[Dataset items]

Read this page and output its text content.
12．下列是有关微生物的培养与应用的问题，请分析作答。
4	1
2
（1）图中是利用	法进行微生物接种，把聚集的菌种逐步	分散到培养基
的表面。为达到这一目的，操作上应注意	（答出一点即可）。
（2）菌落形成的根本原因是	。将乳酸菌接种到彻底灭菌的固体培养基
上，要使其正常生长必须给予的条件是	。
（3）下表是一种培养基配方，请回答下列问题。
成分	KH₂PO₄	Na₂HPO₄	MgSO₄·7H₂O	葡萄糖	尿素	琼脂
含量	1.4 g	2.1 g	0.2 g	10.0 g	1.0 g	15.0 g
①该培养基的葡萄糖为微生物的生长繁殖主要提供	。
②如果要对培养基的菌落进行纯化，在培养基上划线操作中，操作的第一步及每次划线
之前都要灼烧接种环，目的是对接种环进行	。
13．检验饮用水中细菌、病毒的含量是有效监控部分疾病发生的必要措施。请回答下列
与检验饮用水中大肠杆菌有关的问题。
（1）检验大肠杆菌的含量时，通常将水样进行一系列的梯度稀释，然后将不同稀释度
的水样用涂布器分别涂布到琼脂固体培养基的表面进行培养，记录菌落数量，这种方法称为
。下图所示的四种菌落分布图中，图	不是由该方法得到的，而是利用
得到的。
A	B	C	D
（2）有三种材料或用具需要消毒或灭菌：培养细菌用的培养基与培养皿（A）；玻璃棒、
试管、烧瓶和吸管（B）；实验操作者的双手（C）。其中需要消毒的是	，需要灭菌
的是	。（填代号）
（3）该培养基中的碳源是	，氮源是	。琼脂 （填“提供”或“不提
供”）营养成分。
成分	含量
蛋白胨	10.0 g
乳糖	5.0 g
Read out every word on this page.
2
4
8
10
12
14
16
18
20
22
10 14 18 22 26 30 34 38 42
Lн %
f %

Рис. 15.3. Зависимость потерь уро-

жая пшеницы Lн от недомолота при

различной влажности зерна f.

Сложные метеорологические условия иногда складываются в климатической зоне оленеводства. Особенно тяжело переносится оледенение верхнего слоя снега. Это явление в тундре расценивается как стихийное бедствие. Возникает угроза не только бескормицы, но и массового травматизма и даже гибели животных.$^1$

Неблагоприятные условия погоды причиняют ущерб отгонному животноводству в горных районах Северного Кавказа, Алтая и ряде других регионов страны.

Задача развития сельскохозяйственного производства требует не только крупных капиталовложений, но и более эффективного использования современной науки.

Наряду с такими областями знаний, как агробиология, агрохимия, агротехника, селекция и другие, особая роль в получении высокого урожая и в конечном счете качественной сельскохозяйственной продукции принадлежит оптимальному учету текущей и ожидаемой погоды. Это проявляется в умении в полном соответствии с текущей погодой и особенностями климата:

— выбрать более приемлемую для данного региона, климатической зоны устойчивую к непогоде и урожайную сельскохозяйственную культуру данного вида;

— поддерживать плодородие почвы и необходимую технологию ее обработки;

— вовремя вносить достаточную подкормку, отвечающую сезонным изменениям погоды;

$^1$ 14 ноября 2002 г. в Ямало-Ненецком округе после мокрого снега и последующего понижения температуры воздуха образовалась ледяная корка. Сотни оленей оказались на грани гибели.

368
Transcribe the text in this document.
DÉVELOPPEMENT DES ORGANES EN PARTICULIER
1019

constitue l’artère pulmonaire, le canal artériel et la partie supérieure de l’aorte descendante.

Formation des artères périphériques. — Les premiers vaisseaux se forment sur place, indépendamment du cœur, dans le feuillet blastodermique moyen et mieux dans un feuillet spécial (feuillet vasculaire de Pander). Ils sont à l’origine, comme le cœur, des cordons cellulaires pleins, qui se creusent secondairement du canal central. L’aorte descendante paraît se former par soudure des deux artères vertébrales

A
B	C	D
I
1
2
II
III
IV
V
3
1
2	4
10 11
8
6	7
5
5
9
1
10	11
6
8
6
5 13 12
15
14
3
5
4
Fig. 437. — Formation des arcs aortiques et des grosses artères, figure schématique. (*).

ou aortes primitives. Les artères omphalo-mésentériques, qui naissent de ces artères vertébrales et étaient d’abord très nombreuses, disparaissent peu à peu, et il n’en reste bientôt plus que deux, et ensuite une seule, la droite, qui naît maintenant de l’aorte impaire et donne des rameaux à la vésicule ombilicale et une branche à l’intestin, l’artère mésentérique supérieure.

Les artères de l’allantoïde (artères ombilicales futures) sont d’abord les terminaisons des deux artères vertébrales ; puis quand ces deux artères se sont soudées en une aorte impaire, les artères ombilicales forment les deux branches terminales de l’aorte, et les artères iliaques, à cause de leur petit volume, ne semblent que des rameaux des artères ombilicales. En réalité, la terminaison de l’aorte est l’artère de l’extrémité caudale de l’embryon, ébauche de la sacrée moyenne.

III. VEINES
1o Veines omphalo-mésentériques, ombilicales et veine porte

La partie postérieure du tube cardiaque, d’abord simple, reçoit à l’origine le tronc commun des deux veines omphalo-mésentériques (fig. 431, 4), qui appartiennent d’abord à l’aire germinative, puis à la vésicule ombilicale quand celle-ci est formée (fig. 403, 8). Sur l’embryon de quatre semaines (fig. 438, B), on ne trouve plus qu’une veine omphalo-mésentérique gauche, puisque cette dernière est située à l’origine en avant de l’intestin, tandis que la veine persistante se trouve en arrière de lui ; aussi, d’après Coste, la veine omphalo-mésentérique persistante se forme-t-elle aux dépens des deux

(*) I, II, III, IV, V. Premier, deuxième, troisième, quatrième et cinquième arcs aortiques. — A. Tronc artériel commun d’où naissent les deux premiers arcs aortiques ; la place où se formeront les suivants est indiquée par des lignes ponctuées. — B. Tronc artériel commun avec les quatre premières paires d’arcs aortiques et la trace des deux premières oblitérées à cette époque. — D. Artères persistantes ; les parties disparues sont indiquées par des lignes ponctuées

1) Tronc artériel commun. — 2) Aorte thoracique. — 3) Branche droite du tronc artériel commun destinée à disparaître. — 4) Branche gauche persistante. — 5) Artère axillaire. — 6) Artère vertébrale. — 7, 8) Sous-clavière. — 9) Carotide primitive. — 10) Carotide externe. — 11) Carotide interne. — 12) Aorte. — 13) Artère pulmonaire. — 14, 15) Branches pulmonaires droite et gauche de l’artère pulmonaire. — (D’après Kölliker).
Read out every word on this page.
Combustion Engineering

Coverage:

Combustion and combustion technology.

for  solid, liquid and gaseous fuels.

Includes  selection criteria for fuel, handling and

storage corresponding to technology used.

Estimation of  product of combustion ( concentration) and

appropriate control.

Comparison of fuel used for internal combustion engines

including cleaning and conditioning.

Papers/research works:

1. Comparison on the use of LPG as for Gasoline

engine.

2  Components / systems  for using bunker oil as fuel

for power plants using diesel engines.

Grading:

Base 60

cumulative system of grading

Problem:
Reproduce the complete set of lines precisely as supplied.

Written response:
Read this page and output its text content.
12．下列是有关微生物的培养与应用的问题，请分析作答。
4	1
2
（1）图中是利用	法进行微生物接种，把聚集的菌种逐步	分散到培养基
的表面。为达到这一目的，操作上应注意	（答出一点即可）。
（2）菌落形成的根本原因是	。将乳酸菌接种到彻底灭菌的固体培养基
上，要使其正常生长必须给予的条件是	。
（3）下表是一种培养基配方，请回答下列问题。
成分	KH₂PO₄	Na₂HPO₄	MgSO₄·7H₂O	葡萄糖	尿素	琼脂
含量	1.4 g	2.1 g	0.2 g	10.0 g	1.0 g	15.0 g
①该培养基的葡萄糖为微生物的生长繁殖主要提供	。
②如果要对培养基的菌落进行纯化，在培养基上划线操作中，操作的第一步及每次划线
之前都要灼烧接种环，目的是对接种环进行	。
13．检验饮用水中细菌、病毒的含量是有效监控部分疾病发生的必要措施。请回答下列
与检验饮用水中大肠杆菌有关的问题。
（1）检验大肠杆菌的含量时，通常将水样进行一系列的梯度稀释，然后将不同稀释度
的水样用涂布器分别涂布到琼脂固体培养基的表面进行培养，记录菌落数量，这种方法称为
。下图所示的四种菌落分布图中，图	不是由该方法得到的，而是利用
得到的。
A	B	C	D
（2）有三种材料或用具需要消毒或灭菌：培养细菌用的培养基与培养皿（A）；玻璃棒、
试管、烧瓶和吸管（B）；实验操作者的双手（C）。其中需要消毒的是	，需要灭菌
的是	。（填代号）
（3）该培养基中的碳源是	，氮源是	。琼脂 （填“提供”或“不提
供”）营养成分。
成分	含量
蛋白胨	10.0 g
乳糖	5.0 g
Read out every word on this page.
2
4
8
10
12
14
16
18
20
22
10 14 18 22 26 30 34 38 42
Lн %
f %

Рис. 15.3. Зависимость потерь уро-

жая пшеницы Lн от недомолота при

различной влажности зерна f.

Сложные метеорологические условия иногда складываются в климатической зоне оленеводства. Особенно тяжело переносится оледенение верхнего слоя снега. Это явление в тундре расценивается как стихийное бедствие. Возникает угроза не только бескормицы, но и массового травматизма и даже гибели животных.$^1$

Неблагоприятные условия погоды причиняют ущерб отгонному животноводству в горных районах Северного Кавказа, Алтая и ряде других регионов страны.

Задача развития сельскохозяйственного производства требует не только крупных капиталовложений, но и более эффективного использования современной науки.

Наряду с такими областями знаний, как агробиология, агрохимия, агротехника, селекция и другие, особая роль в получении высокого урожая и в конечном счете качественной сельскохозяйственной продукции принадлежит оптимальному учету текущей и ожидаемой погоды. Это проявляется в умении в полном соответствии с текущей погодой и особенностями климата:

— выбрать более приемлемую для данного региона, климатической зоны устойчивую к непогоде и урожайную сельскохозяйственную культуру данного вида;

— поддерживать плодородие почвы и необходимую технологию ее обработки;

— вовремя вносить достаточную подкормку, отвечающую сезонным изменениям погоды;

$^1$ 14 ноября 2002 г. в Ямало-Ненецком округе после мокрого снега и последующего понижения температуры воздуха образовалась ледяная корка. Сотни оленей оказались на грани гибели.

368
Transcribe the text in this document.
DÉVELOPPEMENT DES ORGANES EN PARTICULIER
1019

constitue l’artère pulmonaire, le canal artériel et la partie supérieure de l’aorte descendante.

Formation des artères périphériques. — Les premiers vaisseaux se forment sur place, indépendamment du cœur, dans le feuillet blastodermique moyen et mieux dans un feuillet spécial (feuillet vasculaire de Pander). Ils sont à l’origine, comme le cœur, des cordons cellulaires pleins, qui se creusent secondairement du canal central. L’aorte descendante paraît se former par soudure des deux artères vertébrales

A
B	C	D
I
1
2
II
III
IV
V
3
1
2	4
10 11
8
6	7
5
5
9
1
10	11
6
8
6
5 13 12
15
14
3
5
4
Fig. 437. — Formation des arcs aortiques et des grosses artères, figure schématique. (*).

ou aortes primitives. Les artères omphalo-mésentériques, qui naissent de ces artères vertébrales et étaient d’abord très nombreuses, disparaissent peu à peu, et il n’en reste bientôt plus que deux, et ensuite une seule, la droite, qui naît maintenant de l’aorte impaire et donne des rameaux à la vésicule ombilicale et une branche à l’intestin, l’artère mésentérique supérieure.

Les artères de l’allantoïde (artères ombilicales futures) sont d’abord les terminaisons des deux artères vertébrales ; puis quand ces deux artères se sont soudées en une aorte impaire, les artères ombilicales forment les deux branches terminales de l’aorte, et les artères iliaques, à cause de leur petit volume, ne semblent que des rameaux des artères ombilicales. En réalité, la terminaison de l’aorte est l’artère de l’extrémité caudale de l’embryon, ébauche de la sacrée moyenne.

III. VEINES
1o Veines omphalo-mésentériques, ombilicales et veine porte

La partie postérieure du tube cardiaque, d’abord simple, reçoit à l’origine le tronc commun des deux veines omphalo-mésentériques (fig. 431, 4), qui appartiennent d’abord à l’aire germinative, puis à la vésicule ombilicale quand celle-ci est formée (fig. 403, 8). Sur l’embryon de quatre semaines (fig. 438, B), on ne trouve plus qu’une veine omphalo-mésentérique gauche, puisque cette dernière est située à l’origine en avant de l’intestin, tandis que la veine persistante se trouve en arrière de lui ; aussi, d’après Coste, la veine omphalo-mésentérique persistante se forme-t-elle aux dépens des deux

(*) I, II, III, IV, V. Premier, deuxième, troisième, quatrième et cinquième arcs aortiques. — A. Tronc artériel commun d’où naissent les deux premiers arcs aortiques ; la place où se formeront les suivants est indiquée par des lignes ponctuées. — B. Tronc artériel commun avec les quatre premières paires d’arcs aortiques et la trace des deux premières oblitérées à cette époque. — D. Artères persistantes ; les parties disparues sont indiquées par des lignes ponctuées

1) Tronc artériel commun. — 2) Aorte thoracique. — 3) Branche droite du tronc artériel commun destinée à disparaître. — 4) Branche gauche persistante. — 5) Artère axillaire. — 6) Artère vertébrale. — 7, 8) Sous-clavière. — 9) Carotide primitive. — 10) Carotide externe. — 11) Carotide interne. — 12) Aorte. — 13) Artère pulmonaire. — 14, 15) Branches pulmonaires droite et gauche de l’artère pulmonaire. — (D’après Kölliker).
Read out every word on this page.
Combustion Engineering

Coverage:

Combustion and combustion technology.

for  solid, liquid and gaseous fuels.

Includes  selection criteria for fuel, handling and

storage corresponding to technology used.

Estimation of  product of combustion ( concentration) and

appropriate control.

Comparison of fuel used for internal combustion engines

including cleaning and conditioning.

Papers/research works:

1. Comparison on the use of LPG as for Gasoline

engine.

2  Components / systems  for using bunker oil as fuel

for power plants using diesel engines.

Grading:

Base 60

cumulative system of grading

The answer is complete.